━━ The records ━━
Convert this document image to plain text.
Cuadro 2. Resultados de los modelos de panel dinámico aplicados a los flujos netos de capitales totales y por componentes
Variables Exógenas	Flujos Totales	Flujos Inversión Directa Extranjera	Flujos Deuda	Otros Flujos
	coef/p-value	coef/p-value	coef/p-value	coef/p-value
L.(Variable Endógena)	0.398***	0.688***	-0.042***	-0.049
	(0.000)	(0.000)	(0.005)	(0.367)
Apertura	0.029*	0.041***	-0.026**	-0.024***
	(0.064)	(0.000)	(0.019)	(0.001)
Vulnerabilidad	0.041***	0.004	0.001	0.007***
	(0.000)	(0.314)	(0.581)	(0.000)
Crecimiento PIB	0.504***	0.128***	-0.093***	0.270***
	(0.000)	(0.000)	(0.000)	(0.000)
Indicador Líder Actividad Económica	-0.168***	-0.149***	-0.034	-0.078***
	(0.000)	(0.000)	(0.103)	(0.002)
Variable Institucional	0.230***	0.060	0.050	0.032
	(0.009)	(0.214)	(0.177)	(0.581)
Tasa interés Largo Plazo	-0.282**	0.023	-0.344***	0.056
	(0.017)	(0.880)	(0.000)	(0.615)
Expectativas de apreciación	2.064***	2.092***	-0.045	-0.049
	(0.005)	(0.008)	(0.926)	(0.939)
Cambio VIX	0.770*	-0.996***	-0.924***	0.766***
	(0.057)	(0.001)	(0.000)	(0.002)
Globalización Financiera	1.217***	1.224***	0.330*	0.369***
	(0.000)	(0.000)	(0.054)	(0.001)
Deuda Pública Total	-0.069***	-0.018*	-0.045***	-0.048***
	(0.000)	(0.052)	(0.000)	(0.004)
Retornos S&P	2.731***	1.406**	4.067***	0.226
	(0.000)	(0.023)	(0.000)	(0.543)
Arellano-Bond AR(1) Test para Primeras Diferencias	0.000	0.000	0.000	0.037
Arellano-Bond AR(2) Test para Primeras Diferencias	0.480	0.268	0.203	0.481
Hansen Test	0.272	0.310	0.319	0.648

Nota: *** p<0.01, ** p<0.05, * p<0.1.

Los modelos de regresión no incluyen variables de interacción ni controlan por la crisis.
━━━
- _The problem_
Repeat the whole listing exactly, keeping every line intact.

- _Reply to the exercise_
Convert this document image to plain text.
Cuadro 2. Resultados de los modelos de panel dinámico aplicados a los flujos netos de capitales totales y por componentes
Variables Exógenas	Flujos Totales	Flujos Inversión Directa Extranjera	Flujos Deuda	Otros Flujos
	coef/p-value	coef/p-value	coef/p-value	coef/p-value
L.(Variable Endógena)	0.398***	0.688***	-0.042***	-0.049
	(0.000)	(0.000)	(0.005)	(0.367)
Apertura	0.029*	0.041***	-0.026**	-0.024***
	(0.064)	(0.000)	(0.019)	(0.001)
Vulnerabilidad	0.041***	0.004	0.001	0.007***
	(0.000)	(0.314)	(0.581)	(0.000)
Crecimiento PIB	0.504***	0.128***	-0.093***	0.270***
	(0.000)	(0.000)	(0.000)	(0.000)
Indicador Líder Actividad Económica	-0.168***	-0.149***	-0.034	-0.078***
	(0.000)	(0.000)	(0.103)	(0.002)
Variable Institucional	0.230***	0.060	0.050	0.032
	(0.009)	(0.214)	(0.177)	(0.581)
Tasa interés Largo Plazo	-0.282**	0.023	-0.344***	0.056
	(0.017)	(0.880)	(0.000)	(0.615)
Expectativas de apreciación	2.064***	2.092***	-0.045	-0.049
	(0.005)	(0.008)	(0.926)	(0.939)
Cambio VIX	0.770*	-0.996***	-0.924***	0.766***
	(0.057)	(0.001)	(0.000)	(0.002)
Globalización Financiera	1.217***	1.224***	0.330*	0.369***
	(0.000)	(0.000)	(0.054)	(0.001)
Deuda Pública Total	-0.069***	-0.018*	-0.045***	-0.048***
	(0.000)	(0.052)	(0.000)	(0.004)
Retornos S&P	2.731***	1.406**	4.067***	0.226
	(0.000)	(0.023)	(0.000)	(0.543)
Arellano-Bond AR(1) Test para Primeras Diferencias	0.000	0.000	0.000	0.037
Arellano-Bond AR(2) Test para Primeras Diferencias	0.480	0.268	0.203	0.481
Hansen Test	0.272	0.310	0.319	0.648

Nota: *** p<0.01, ** p<0.05, * p<0.1.

Los modelos de regresión no incluyen variables de interacción ni controlan por la crisis.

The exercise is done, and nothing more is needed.